(Excerpt from a dataset)
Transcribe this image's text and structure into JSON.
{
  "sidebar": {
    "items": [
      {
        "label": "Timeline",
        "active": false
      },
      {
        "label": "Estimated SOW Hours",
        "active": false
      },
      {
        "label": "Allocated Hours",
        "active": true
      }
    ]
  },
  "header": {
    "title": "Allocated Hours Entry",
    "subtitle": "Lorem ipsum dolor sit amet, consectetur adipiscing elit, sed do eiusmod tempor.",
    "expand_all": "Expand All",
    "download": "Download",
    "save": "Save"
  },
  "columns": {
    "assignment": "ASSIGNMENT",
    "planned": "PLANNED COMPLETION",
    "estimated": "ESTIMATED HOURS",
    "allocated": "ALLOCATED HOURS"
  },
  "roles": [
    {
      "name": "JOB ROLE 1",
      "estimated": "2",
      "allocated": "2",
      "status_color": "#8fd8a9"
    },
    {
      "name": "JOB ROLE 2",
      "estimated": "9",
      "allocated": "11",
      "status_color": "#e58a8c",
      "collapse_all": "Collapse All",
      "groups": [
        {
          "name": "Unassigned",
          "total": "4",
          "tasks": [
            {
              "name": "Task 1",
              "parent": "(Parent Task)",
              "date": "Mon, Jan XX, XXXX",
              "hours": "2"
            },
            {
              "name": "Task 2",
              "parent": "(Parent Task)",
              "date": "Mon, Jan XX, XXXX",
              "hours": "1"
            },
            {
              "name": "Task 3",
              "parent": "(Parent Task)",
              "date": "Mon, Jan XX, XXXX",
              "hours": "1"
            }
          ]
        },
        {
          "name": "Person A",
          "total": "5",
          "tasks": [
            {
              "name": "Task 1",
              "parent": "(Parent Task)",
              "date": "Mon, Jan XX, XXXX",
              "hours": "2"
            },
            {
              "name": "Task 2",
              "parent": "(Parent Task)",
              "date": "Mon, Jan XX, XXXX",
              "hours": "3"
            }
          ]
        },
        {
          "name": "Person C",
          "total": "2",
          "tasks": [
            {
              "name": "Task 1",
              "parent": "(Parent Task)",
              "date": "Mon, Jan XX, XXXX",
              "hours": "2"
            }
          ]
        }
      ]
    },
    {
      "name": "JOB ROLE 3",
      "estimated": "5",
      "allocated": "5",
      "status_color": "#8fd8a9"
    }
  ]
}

Direction: Repeat the records above in full, character for character.

In response:
Transcribe this image's text and structure into JSON.
{
  "sidebar": {
    "items": [
      {
        "label": "Timeline",
        "active": false
      },
      {
        "label": "Estimated SOW Hours",
        "active": false
      },
      {
        "label": "Allocated Hours",
        "active": true
      }
    ]
  },
  "header": {
    "title": "Allocated Hours Entry",
    "subtitle": "Lorem ipsum dolor sit amet, consectetur adipiscing elit, sed do eiusmod tempor.",
    "expand_all": "Expand All",
    "download": "Download",
    "save": "Save"
  },
  "columns": {
    "assignment": "ASSIGNMENT",
    "planned": "PLANNED COMPLETION",
    "estimated": "ESTIMATED HOURS",
    "allocated": "ALLOCATED HOURS"
  },
  "roles": [
    {
      "name": "JOB ROLE 1",
      "estimated": "2",
      "allocated": "2",
      "status_color": "#8fd8a9"
    },
    {
      "name": "JOB ROLE 2",
      "estimated": "9",
      "allocated": "11",
      "status_color": "#e58a8c",
      "collapse_all": "Collapse All",
      "groups": [
        {
          "name": "Unassigned",
          "total": "4",
          "tasks": [
            {
              "name": "Task 1",
              "parent": "(Parent Task)",
              "date": "Mon, Jan XX, XXXX",
              "hours": "2"
            },
            {
              "name": "Task 2",
              "parent": "(Parent Task)",
              "date": "Mon, Jan XX, XXXX",
              "hours": "1"
            },
            {
              "name": "Task 3",
              "parent": "(Parent Task)",
              "date": "Mon, Jan XX, XXXX",
              "hours": "1"
            }
          ]
        },
        {
          "name": "Person A",
          "total": "5",
          "tasks": [
            {
              "name": "Task 1",
              "parent": "(Parent Task)",
              "date": "Mon, Jan XX, XXXX",
              "hours": "2"
            },
            {
              "name": "Task 2",
              "parent": "(Parent Task)",
              "date": "Mon, Jan XX, XXXX",
              "hours": "3"
            }
          ]
        },
        {
          "name": "Person C",
          "total": "2",
          "tasks": [
            {
              "name": "Task 1",
              "parent": "(Parent Task)",
              "date": "Mon, Jan XX, XXXX",
              "hours": "2"
            }
          ]
        }
      ]
    },
    {
      "name": "JOB ROLE 3",
      "estimated": "5",
      "allocated": "5",
      "status_color": "#8fd8a9"
    }
  ]
}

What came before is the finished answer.